◆ **To do**: Quote each record exactly, please, leaving none out.

....................

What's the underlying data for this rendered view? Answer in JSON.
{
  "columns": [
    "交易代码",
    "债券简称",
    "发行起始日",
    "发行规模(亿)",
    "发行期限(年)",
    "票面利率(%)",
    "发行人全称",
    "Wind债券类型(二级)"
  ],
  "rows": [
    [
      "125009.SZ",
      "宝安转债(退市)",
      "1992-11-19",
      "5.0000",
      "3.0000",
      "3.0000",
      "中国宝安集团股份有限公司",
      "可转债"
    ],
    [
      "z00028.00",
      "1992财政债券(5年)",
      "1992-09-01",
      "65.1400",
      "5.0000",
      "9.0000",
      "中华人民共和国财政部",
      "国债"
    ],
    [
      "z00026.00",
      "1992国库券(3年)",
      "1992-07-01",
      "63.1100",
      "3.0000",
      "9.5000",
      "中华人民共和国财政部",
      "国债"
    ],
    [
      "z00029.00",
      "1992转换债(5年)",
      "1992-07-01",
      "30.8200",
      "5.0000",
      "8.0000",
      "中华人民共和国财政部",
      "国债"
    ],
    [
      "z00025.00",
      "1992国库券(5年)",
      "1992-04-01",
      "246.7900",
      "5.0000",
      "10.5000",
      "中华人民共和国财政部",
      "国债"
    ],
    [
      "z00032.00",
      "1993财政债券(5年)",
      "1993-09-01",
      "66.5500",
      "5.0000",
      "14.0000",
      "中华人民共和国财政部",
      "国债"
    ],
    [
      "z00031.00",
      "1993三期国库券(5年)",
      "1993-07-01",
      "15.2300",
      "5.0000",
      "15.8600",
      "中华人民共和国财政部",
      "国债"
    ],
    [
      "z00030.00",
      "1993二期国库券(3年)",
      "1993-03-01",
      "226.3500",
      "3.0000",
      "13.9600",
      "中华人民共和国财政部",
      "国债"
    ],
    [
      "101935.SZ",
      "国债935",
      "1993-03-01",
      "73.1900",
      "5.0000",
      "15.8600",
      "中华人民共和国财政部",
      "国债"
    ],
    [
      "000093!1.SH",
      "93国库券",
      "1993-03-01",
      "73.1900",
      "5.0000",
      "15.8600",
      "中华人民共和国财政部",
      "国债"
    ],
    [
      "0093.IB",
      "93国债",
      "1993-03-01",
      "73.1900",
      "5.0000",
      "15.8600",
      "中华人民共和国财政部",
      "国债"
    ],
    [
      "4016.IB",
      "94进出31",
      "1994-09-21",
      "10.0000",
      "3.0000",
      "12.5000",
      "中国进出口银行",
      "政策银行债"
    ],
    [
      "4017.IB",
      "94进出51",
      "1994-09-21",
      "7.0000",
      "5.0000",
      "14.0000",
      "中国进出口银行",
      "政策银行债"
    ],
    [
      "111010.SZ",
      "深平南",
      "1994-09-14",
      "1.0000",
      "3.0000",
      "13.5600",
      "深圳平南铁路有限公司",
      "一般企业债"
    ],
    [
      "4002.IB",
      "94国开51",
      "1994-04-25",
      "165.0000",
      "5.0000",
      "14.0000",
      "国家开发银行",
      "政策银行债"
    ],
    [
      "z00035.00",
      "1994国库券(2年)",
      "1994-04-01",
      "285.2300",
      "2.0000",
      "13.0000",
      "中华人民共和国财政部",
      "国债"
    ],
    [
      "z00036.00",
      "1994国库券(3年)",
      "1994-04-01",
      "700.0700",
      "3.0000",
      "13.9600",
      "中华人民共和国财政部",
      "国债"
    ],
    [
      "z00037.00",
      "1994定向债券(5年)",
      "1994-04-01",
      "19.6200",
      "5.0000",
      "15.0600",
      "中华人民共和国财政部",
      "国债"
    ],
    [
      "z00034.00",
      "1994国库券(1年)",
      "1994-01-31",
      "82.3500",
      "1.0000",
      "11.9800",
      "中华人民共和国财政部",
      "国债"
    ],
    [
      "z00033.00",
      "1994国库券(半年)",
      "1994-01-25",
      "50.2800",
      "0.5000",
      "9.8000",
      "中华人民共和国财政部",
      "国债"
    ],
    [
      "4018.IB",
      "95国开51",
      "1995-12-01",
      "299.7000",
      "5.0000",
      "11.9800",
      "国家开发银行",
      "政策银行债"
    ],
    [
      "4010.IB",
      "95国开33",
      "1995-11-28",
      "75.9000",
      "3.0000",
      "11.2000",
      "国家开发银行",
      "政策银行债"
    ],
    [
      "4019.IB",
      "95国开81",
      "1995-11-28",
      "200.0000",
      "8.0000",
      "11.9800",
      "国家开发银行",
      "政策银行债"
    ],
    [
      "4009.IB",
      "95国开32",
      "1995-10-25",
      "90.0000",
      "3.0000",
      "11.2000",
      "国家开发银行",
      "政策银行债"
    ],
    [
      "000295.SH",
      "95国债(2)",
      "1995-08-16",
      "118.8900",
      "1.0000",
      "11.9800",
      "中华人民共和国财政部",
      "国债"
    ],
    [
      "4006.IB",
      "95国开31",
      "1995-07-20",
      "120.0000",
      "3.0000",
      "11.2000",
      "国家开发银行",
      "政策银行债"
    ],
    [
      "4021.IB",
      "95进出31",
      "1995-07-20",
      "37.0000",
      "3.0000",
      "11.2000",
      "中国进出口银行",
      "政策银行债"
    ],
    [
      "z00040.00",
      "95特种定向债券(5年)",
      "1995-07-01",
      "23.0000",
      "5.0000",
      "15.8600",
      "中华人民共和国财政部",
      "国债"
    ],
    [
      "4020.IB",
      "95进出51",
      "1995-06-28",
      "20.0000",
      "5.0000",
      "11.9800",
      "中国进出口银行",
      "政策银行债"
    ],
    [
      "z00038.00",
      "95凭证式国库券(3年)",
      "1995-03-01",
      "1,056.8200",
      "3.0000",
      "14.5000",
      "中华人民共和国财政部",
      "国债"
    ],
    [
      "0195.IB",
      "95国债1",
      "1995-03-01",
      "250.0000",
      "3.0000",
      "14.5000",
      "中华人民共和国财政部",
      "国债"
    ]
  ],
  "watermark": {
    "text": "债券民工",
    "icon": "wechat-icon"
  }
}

....................

◆ **Task solution**:
What's the underlying data for this rendered view? Answer in JSON.
{
  "columns": [
    "交易代码",
    "债券简称",
    "发行起始日",
    "发行规模(亿)",
    "发行期限(年)",
    "票面利率(%)",
    "发行人全称",
    "Wind债券类型(二级)"
  ],
  "rows": [
    [
      "125009.SZ",
      "宝安转债(退市)",
      "1992-11-19",
      "5.0000",
      "3.0000",
      "3.0000",
      "中国宝安集团股份有限公司",
      "可转债"
    ],
    [
      "z00028.00",
      "1992财政债券(5年)",
      "1992-09-01",
      "65.1400",
      "5.0000",
      "9.0000",
      "中华人民共和国财政部",
      "国债"
    ],
    [
      "z00026.00",
      "1992国库券(3年)",
      "1992-07-01",
      "63.1100",
      "3.0000",
      "9.5000",
      "中华人民共和国财政部",
      "国债"
    ],
    [
      "z00029.00",
      "1992转换债(5年)",
      "1992-07-01",
      "30.8200",
      "5.0000",
      "8.0000",
      "中华人民共和国财政部",
      "国债"
    ],
    [
      "z00025.00",
      "1992国库券(5年)",
      "1992-04-01",
      "246.7900",
      "5.0000",
      "10.5000",
      "中华人民共和国财政部",
      "国债"
    ],
    [
      "z00032.00",
      "1993财政债券(5年)",
      "1993-09-01",
      "66.5500",
      "5.0000",
      "14.0000",
      "中华人民共和国财政部",
      "国债"
    ],
    [
      "z00031.00",
      "1993三期国库券(5年)",
      "1993-07-01",
      "15.2300",
      "5.0000",
      "15.8600",
      "中华人民共和国财政部",
      "国债"
    ],
    [
      "z00030.00",
      "1993二期国库券(3年)",
      "1993-03-01",
      "226.3500",
      "3.0000",
      "13.9600",
      "中华人民共和国财政部",
      "国债"
    ],
    [
      "101935.SZ",
      "国债935",
      "1993-03-01",
      "73.1900",
      "5.0000",
      "15.8600",
      "中华人民共和国财政部",
      "国债"
    ],
    [
      "000093!1.SH",
      "93国库券",
      "1993-03-01",
      "73.1900",
      "5.0000",
      "15.8600",
      "中华人民共和国财政部",
      "国债"
    ],
    [
      "0093.IB",
      "93国债",
      "1993-03-01",
      "73.1900",
      "5.0000",
      "15.8600",
      "中华人民共和国财政部",
      "国债"
    ],
    [
      "4016.IB",
      "94进出31",
      "1994-09-21",
      "10.0000",
      "3.0000",
      "12.5000",
      "中国进出口银行",
      "政策银行债"
    ],
    [
      "4017.IB",
      "94进出51",
      "1994-09-21",
      "7.0000",
      "5.0000",
      "14.0000",
      "中国进出口银行",
      "政策银行债"
    ],
    [
      "111010.SZ",
      "深平南",
      "1994-09-14",
      "1.0000",
      "3.0000",
      "13.5600",
      "深圳平南铁路有限公司",
      "一般企业债"
    ],
    [
      "4002.IB",
      "94国开51",
      "1994-04-25",
      "165.0000",
      "5.0000",
      "14.0000",
      "国家开发银行",
      "政策银行债"
    ],
    [
      "z00035.00",
      "1994国库券(2年)",
      "1994-04-01",
      "285.2300",
      "2.0000",
      "13.0000",
      "中华人民共和国财政部",
      "国债"
    ],
    [
      "z00036.00",
      "1994国库券(3年)",
      "1994-04-01",
      "700.0700",
      "3.0000",
      "13.9600",
      "中华人民共和国财政部",
      "国债"
    ],
    [
      "z00037.00",
      "1994定向债券(5年)",
      "1994-04-01",
      "19.6200",
      "5.0000",
      "15.0600",
      "中华人民共和国财政部",
      "国债"
    ],
    [
      "z00034.00",
      "1994国库券(1年)",
      "1994-01-31",
      "82.3500",
      "1.0000",
      "11.9800",
      "中华人民共和国财政部",
      "国债"
    ],
    [
      "z00033.00",
      "1994国库券(半年)",
      "1994-01-25",
      "50.2800",
      "0.5000",
      "9.8000",
      "中华人民共和国财政部",
      "国债"
    ],
    [
      "4018.IB",
      "95国开51",
      "1995-12-01",
      "299.7000",
      "5.0000",
      "11.9800",
      "国家开发银行",
      "政策银行债"
    ],
    [
      "4010.IB",
      "95国开33",
      "1995-11-28",
      "75.9000",
      "3.0000",
      "11.2000",
      "国家开发银行",
      "政策银行债"
    ],
    [
      "4019.IB",
      "95国开81",
      "1995-11-28",
      "200.0000",
      "8.0000",
      "11.9800",
      "国家开发银行",
      "政策银行债"
    ],
    [
      "4009.IB",
      "95国开32",
      "1995-10-25",
      "90.0000",
      "3.0000",
      "11.2000",
      "国家开发银行",
      "政策银行债"
    ],
    [
      "000295.SH",
      "95国债(2)",
      "1995-08-16",
      "118.8900",
      "1.0000",
      "11.9800",
      "中华人民共和国财政部",
      "国债"
    ],
    [
      "4006.IB",
      "95国开31",
      "1995-07-20",
      "120.0000",
      "3.0000",
      "11.2000",
      "国家开发银行",
      "政策银行债"
    ],
    [
      "4021.IB",
      "95进出31",
      "1995-07-20",
      "37.0000",
      "3.0000",
      "11.2000",
      "中国进出口银行",
      "政策银行债"
    ],
    [
      "z00040.00",
      "95特种定向债券(5年)",
      "1995-07-01",
      "23.0000",
      "5.0000",
      "15.8600",
      "中华人民共和国财政部",
      "国债"
    ],
    [
      "4020.IB",
      "95进出51",
      "1995-06-28",
      "20.0000",
      "5.0000",
      "11.9800",
      "中国进出口银行",
      "政策银行债"
    ],
    [
      "z00038.00",
      "95凭证式国库券(3年)",
      "1995-03-01",
      "1,056.8200",
      "3.0000",
      "14.5000",
      "中华人民共和国财政部",
      "国债"
    ],
    [
      "0195.IB",
      "95国债1",
      "1995-03-01",
      "250.0000",
      "3.0000",
      "14.5000",
      "中华人民共和国财政部",
      "国债"
    ]
  ],
  "watermark": {
    "text": "债券民工",
    "icon": "wechat-icon"
  }
}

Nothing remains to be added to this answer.